| Stated problem |
The entries below are to be repeated exactly as they stand.

| Input data |
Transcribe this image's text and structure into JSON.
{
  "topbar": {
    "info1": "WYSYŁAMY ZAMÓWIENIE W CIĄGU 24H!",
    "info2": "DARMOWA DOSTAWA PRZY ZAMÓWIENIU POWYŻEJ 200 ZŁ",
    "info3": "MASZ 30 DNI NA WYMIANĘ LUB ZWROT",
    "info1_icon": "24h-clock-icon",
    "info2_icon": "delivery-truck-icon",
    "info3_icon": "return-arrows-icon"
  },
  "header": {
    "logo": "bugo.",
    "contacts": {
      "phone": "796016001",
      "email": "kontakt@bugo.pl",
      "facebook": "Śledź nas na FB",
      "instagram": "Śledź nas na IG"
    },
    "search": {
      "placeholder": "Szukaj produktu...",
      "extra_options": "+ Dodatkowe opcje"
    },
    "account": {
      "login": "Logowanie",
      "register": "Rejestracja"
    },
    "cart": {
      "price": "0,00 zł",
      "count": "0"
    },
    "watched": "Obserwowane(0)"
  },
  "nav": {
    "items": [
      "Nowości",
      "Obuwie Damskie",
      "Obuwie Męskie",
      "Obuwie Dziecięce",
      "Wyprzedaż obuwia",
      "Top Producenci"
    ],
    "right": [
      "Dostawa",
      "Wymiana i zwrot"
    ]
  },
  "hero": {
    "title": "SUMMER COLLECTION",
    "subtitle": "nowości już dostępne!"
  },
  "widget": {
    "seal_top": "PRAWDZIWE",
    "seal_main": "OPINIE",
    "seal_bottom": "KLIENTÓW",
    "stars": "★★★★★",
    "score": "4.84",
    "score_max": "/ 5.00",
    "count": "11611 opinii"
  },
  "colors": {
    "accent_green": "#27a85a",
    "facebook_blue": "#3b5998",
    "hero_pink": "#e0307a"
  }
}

| The result |
Transcribe this image's text and structure into JSON.
{
  "topbar": {
    "info1": "WYSYŁAMY ZAMÓWIENIE W CIĄGU 24H!",
    "info2": "DARMOWA DOSTAWA PRZY ZAMÓWIENIU POWYŻEJ 200 ZŁ",
    "info3": "MASZ 30 DNI NA WYMIANĘ LUB ZWROT",
    "info1_icon": "24h-clock-icon",
    "info2_icon": "delivery-truck-icon",
    "info3_icon": "return-arrows-icon"
  },
  "header": {
    "logo": "bugo.",
    "contacts": {
      "phone": "796016001",
      "email": "kontakt@bugo.pl",
      "facebook": "Śledź nas na FB",
      "instagram": "Śledź nas na IG"
    },
    "search": {
      "placeholder": "Szukaj produktu...",
      "extra_options": "+ Dodatkowe opcje"
    },
    "account": {
      "login": "Logowanie",
      "register": "Rejestracja"
    },
    "cart": {
      "price": "0,00 zł",
      "count": "0"
    },
    "watched": "Obserwowane(0)"
  },
  "nav": {
    "items": [
      "Nowości",
      "Obuwie Damskie",
      "Obuwie Męskie",
      "Obuwie Dziecięce",
      "Wyprzedaż obuwia",
      "Top Producenci"
    ],
    "right": [
      "Dostawa",
      "Wymiana i zwrot"
    ]
  },
  "hero": {
    "title": "SUMMER COLLECTION",
    "subtitle": "nowości już dostępne!"
  },
  "widget": {
    "seal_top": "PRAWDZIWE",
    "seal_main": "OPINIE",
    "seal_bottom": "KLIENTÓW",
    "stars": "★★★★★",
    "score": "4.84",
    "score_max": "/ 5.00",
    "count": "11611 opinii"
  },
  "colors": {
    "accent_green": "#27a85a",
    "facebook_blue": "#3b5998",
    "hero_pink": "#e0307a"
  }
}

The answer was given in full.